■ Input:
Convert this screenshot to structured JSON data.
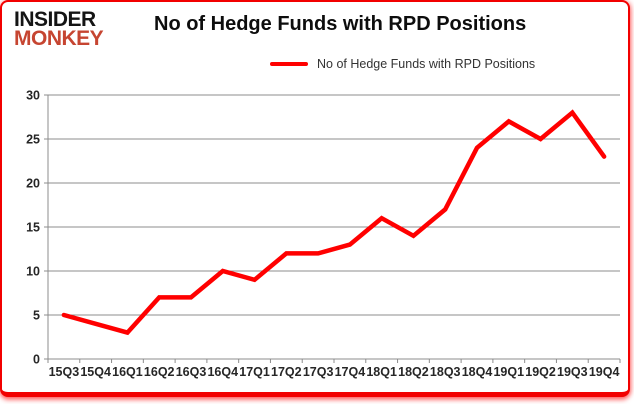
{
  "logo": {
    "line1": "INSIDER",
    "line2": "MONKEY"
  },
  "header": {
    "title": "No of Hedge Funds with RPD Positions"
  },
  "legend": {
    "label": "No of Hedge Funds with RPD Positions"
  },
  "chart_data": {
    "type": "line",
    "title": "No of Hedge Funds with RPD Positions",
    "categories": [
      "15Q3",
      "15Q4",
      "16Q1",
      "16Q2",
      "16Q3",
      "16Q4",
      "17Q1",
      "17Q2",
      "17Q3",
      "17Q4",
      "18Q1",
      "18Q2",
      "18Q3",
      "18Q4",
      "19Q1",
      "19Q2",
      "19Q3",
      "19Q4"
    ],
    "series": [
      {
        "name": "No of Hedge Funds with RPD Positions",
        "values": [
          5,
          4,
          3,
          7,
          7,
          10,
          9,
          12,
          12,
          13,
          16,
          14,
          17,
          24,
          27,
          25,
          28,
          23
        ]
      }
    ],
    "xlabel": "",
    "ylabel": "",
    "ylim": [
      0,
      30
    ],
    "y_ticks": [
      0,
      5,
      10,
      15,
      20,
      25,
      30
    ],
    "grid": true,
    "legend_position": "top",
    "line_color": "#ff0000",
    "grid_color": "#8c8c8c",
    "label_color": "#262626"
  }
}
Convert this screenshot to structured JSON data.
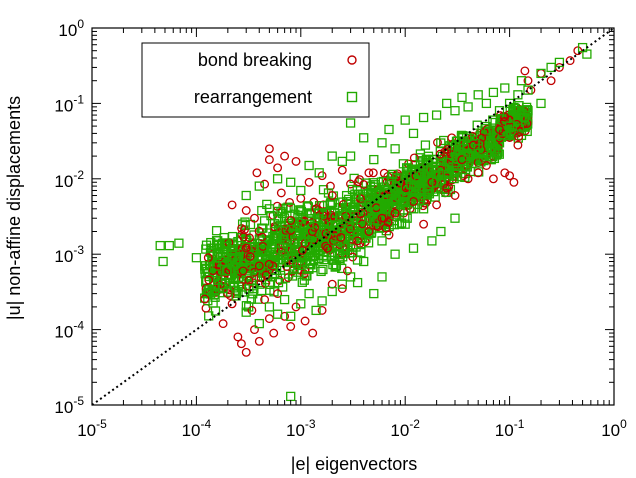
{
  "chart_data": {
    "type": "scatter",
    "title": "",
    "xlabel": "|e| eigenvectors",
    "ylabel": "|u| non-affine displacements",
    "xscale": "log",
    "yscale": "log",
    "xlim": [
      1e-05,
      1
    ],
    "ylim": [
      1e-05,
      1
    ],
    "grid": false,
    "legend_position": "top-left",
    "xticks": [
      1e-05,
      0.0001,
      0.001,
      0.01,
      0.1,
      1
    ],
    "yticks": [
      1e-05,
      0.0001,
      0.001,
      0.01,
      0.1,
      1
    ],
    "tick_labels": [
      {
        "base": "10",
        "exp": "-5"
      },
      {
        "base": "10",
        "exp": "-4"
      },
      {
        "base": "10",
        "exp": "-3"
      },
      {
        "base": "10",
        "exp": "-2"
      },
      {
        "base": "10",
        "exp": "-1"
      },
      {
        "base": "10",
        "exp": "0"
      }
    ],
    "reference_line": {
      "style": "dotted",
      "color": "#000000",
      "x": [
        1e-05,
        1
      ],
      "y": [
        1e-05,
        1
      ]
    },
    "series": [
      {
        "name": "bond breaking",
        "marker": "circle",
        "color": "#c00000",
        "points": [
          [
            0.00013,
            0.0009
          ],
          [
            0.00018,
            0.00012
          ],
          [
            0.0002,
            0.0003
          ],
          [
            0.00022,
            0.00022
          ],
          [
            0.00025,
            8e-05
          ],
          [
            0.00027,
            6.5e-05
          ],
          [
            0.0003,
            5e-05
          ],
          [
            0.00032,
            0.00045
          ],
          [
            0.00034,
            0.00018
          ],
          [
            0.00036,
            0.0001
          ],
          [
            0.0004,
            7e-05
          ],
          [
            0.00045,
            0.00025
          ],
          [
            0.0005,
            0.00014
          ],
          [
            0.00055,
            9e-05
          ],
          [
            0.0006,
            0.0003
          ],
          [
            0.0007,
            0.00015
          ],
          [
            0.0008,
            0.00011
          ],
          [
            0.0009,
            0.0002
          ],
          [
            0.0011,
            0.00013
          ],
          [
            0.0013,
            9e-05
          ],
          [
            0.0016,
            0.00018
          ],
          [
            0.002,
            0.0004
          ],
          [
            0.0025,
            0.00035
          ],
          [
            0.0028,
            0.0006
          ],
          [
            0.00022,
            0.0045
          ],
          [
            0.0003,
            0.0038
          ],
          [
            0.00036,
            0.003
          ],
          [
            0.00038,
            0.012
          ],
          [
            0.00045,
            0.0085
          ],
          [
            0.0005,
            0.018
          ],
          [
            0.0005,
            0.025
          ],
          [
            0.0006,
            0.014
          ],
          [
            0.00065,
            0.0065
          ],
          [
            0.0007,
            0.02
          ],
          [
            0.0008,
            0.0028
          ],
          [
            0.0009,
            0.017
          ],
          [
            0.001,
            0.0055
          ],
          [
            0.0012,
            0.009
          ],
          [
            0.0014,
            0.004
          ],
          [
            0.0016,
            0.011
          ],
          [
            0.002,
            0.006
          ],
          [
            0.0025,
            0.013
          ],
          [
            0.0003,
            0.0012
          ],
          [
            0.0004,
            0.0007
          ],
          [
            0.00028,
            0.0006
          ],
          [
            0.0045,
            0.002
          ],
          [
            0.006,
            0.003
          ],
          [
            0.008,
            0.0035
          ],
          [
            0.012,
            0.005
          ],
          [
            0.015,
            0.0025
          ],
          [
            0.02,
            0.0045
          ],
          [
            0.025,
            0.0075
          ],
          [
            0.03,
            0.006
          ],
          [
            0.04,
            0.01
          ],
          [
            0.05,
            0.012
          ],
          [
            0.06,
            0.015
          ],
          [
            0.07,
            0.01
          ],
          [
            0.09,
            0.012
          ],
          [
            0.1,
            0.011
          ],
          [
            0.11,
            0.009
          ],
          [
            0.12,
            0.028
          ],
          [
            0.045,
            0.028
          ],
          [
            0.08,
            0.045
          ],
          [
            0.1,
            0.06
          ],
          [
            0.15,
            0.2
          ],
          [
            0.16,
            0.15
          ],
          [
            0.2,
            0.25
          ],
          [
            0.25,
            0.2
          ],
          [
            0.14,
            0.27
          ],
          [
            0.38,
            0.37
          ],
          [
            0.3,
            0.3
          ],
          [
            0.45,
            0.5
          ],
          [
            0.035,
            0.018
          ],
          [
            0.018,
            0.009
          ],
          [
            0.0035,
            0.0015
          ],
          [
            0.0018,
            0.0012
          ],
          [
            0.007,
            0.0018
          ]
        ]
      },
      {
        "name": "rearrangement",
        "marker": "square",
        "color": "#22aa00",
        "points": [
          [
            4.5e-05,
            0.0013
          ],
          [
            5.5e-05,
            0.0013
          ],
          [
            6.8e-05,
            0.0014
          ],
          [
            4.8e-05,
            0.0008
          ],
          [
            0.0001,
            0.0009
          ],
          [
            0.00012,
            0.0007
          ],
          [
            0.00014,
            0.0012
          ],
          [
            0.00016,
            0.00045
          ],
          [
            0.00018,
            0.00035
          ],
          [
            0.0002,
            0.0006
          ],
          [
            0.00024,
            0.00028
          ],
          [
            0.0003,
            0.00017
          ],
          [
            0.00035,
            0.00035
          ],
          [
            0.0004,
            0.00012
          ],
          [
            0.0005,
            0.0002
          ],
          [
            0.0006,
            0.00016
          ],
          [
            0.0007,
            0.00025
          ],
          [
            0.0008,
            0.00015
          ],
          [
            0.001,
            0.00022
          ],
          [
            0.0012,
            0.0003
          ],
          [
            0.0014,
            0.00018
          ],
          [
            0.0016,
            0.00024
          ],
          [
            0.002,
            0.00032
          ],
          [
            0.0025,
            0.0004
          ],
          [
            0.003,
            0.0005
          ],
          [
            0.0035,
            0.00042
          ],
          [
            0.005,
            0.0003
          ],
          [
            0.006,
            0.0005
          ],
          [
            0.0008,
            1.3e-05
          ],
          [
            0.0003,
            0.006
          ],
          [
            0.0004,
            0.008
          ],
          [
            0.0005,
            0.004
          ],
          [
            0.0006,
            0.01
          ],
          [
            0.0008,
            0.009
          ],
          [
            0.001,
            0.007
          ],
          [
            0.0012,
            0.015
          ],
          [
            0.0015,
            0.012
          ],
          [
            0.002,
            0.02
          ],
          [
            0.0025,
            0.017
          ],
          [
            0.003,
            0.02
          ],
          [
            0.003,
            0.055
          ],
          [
            0.004,
            0.035
          ],
          [
            0.005,
            0.018
          ],
          [
            0.006,
            0.03
          ],
          [
            0.007,
            0.045
          ],
          [
            0.008,
            0.025
          ],
          [
            0.01,
            0.06
          ],
          [
            0.012,
            0.04
          ],
          [
            0.015,
            0.065
          ],
          [
            0.02,
            0.07
          ],
          [
            0.025,
            0.1
          ],
          [
            0.03,
            0.08
          ],
          [
            0.035,
            0.12
          ],
          [
            0.04,
            0.09
          ],
          [
            0.05,
            0.13
          ],
          [
            0.06,
            0.1
          ],
          [
            0.07,
            0.14
          ],
          [
            0.08,
            0.08
          ],
          [
            0.1,
            0.1
          ],
          [
            0.12,
            0.13
          ],
          [
            0.15,
            0.15
          ],
          [
            0.2,
            0.25
          ],
          [
            0.25,
            0.3
          ],
          [
            0.3,
            0.35
          ],
          [
            0.5,
            0.55
          ],
          [
            0.55,
            0.45
          ],
          [
            0.13,
            0.2
          ],
          [
            0.09,
            0.16
          ],
          [
            0.02,
            0.009
          ],
          [
            0.03,
            0.012
          ],
          [
            0.04,
            0.02
          ],
          [
            0.05,
            0.025
          ],
          [
            0.08,
            0.03
          ],
          [
            0.1,
            0.05
          ],
          [
            0.12,
            0.06
          ],
          [
            0.15,
            0.08
          ],
          [
            0.2,
            0.1
          ],
          [
            0.01,
            0.005
          ],
          [
            0.015,
            0.004
          ],
          [
            0.018,
            0.0015
          ],
          [
            0.022,
            0.002
          ],
          [
            0.03,
            0.003
          ],
          [
            0.012,
            0.0012
          ],
          [
            0.008,
            0.001
          ],
          [
            0.006,
            0.0015
          ],
          [
            0.01,
            0.0025
          ],
          [
            0.004,
            0.0008
          ],
          [
            0.0015,
            0.0035
          ],
          [
            0.0012,
            0.0025
          ]
        ]
      }
    ],
    "dense_cluster": {
      "colors": [
        "#22aa00",
        "#c00000"
      ],
      "bands": [
        {
          "x": [
            0.00012,
            0.0003
          ],
          "y": [
            0.00015,
            0.003
          ]
        },
        {
          "x": [
            0.0003,
            0.0008
          ],
          "y": [
            0.0002,
            0.006
          ]
        },
        {
          "x": [
            0.0008,
            0.002
          ],
          "y": [
            0.0003,
            0.008
          ]
        },
        {
          "x": [
            0.002,
            0.005
          ],
          "y": [
            0.0006,
            0.012
          ]
        },
        {
          "x": [
            0.005,
            0.012
          ],
          "y": [
            0.0015,
            0.02
          ]
        },
        {
          "x": [
            0.012,
            0.03
          ],
          "y": [
            0.004,
            0.035
          ]
        },
        {
          "x": [
            0.03,
            0.08
          ],
          "y": [
            0.01,
            0.06
          ]
        },
        {
          "x": [
            0.08,
            0.15
          ],
          "y": [
            0.03,
            0.1
          ]
        }
      ]
    }
  }
}
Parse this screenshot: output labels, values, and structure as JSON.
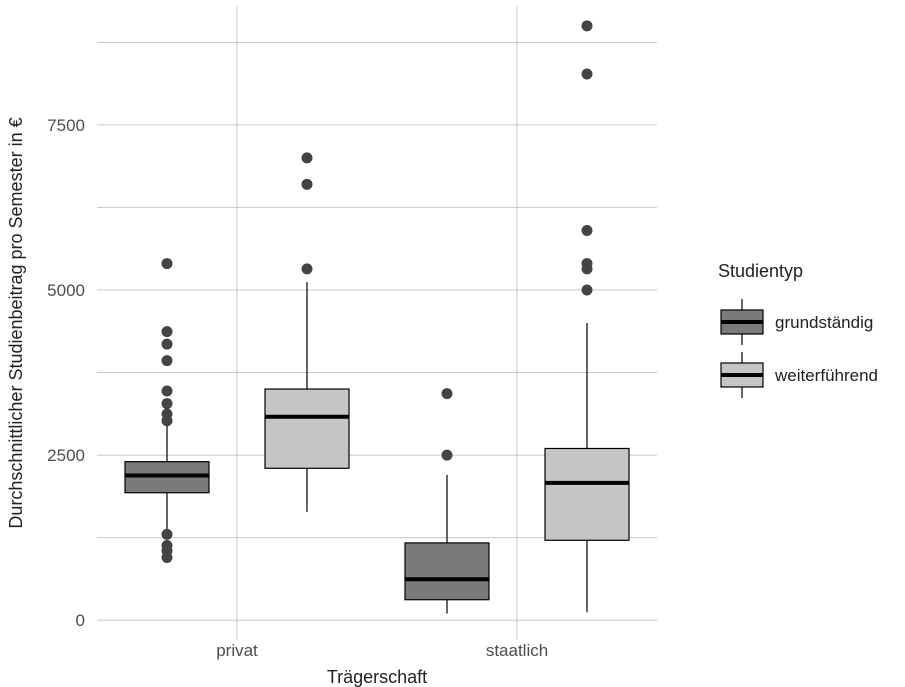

■ Set task:
Exactly how many lines of the listing above contain the string "Hedge"? Give no more than the number.

■ Exercise response:
4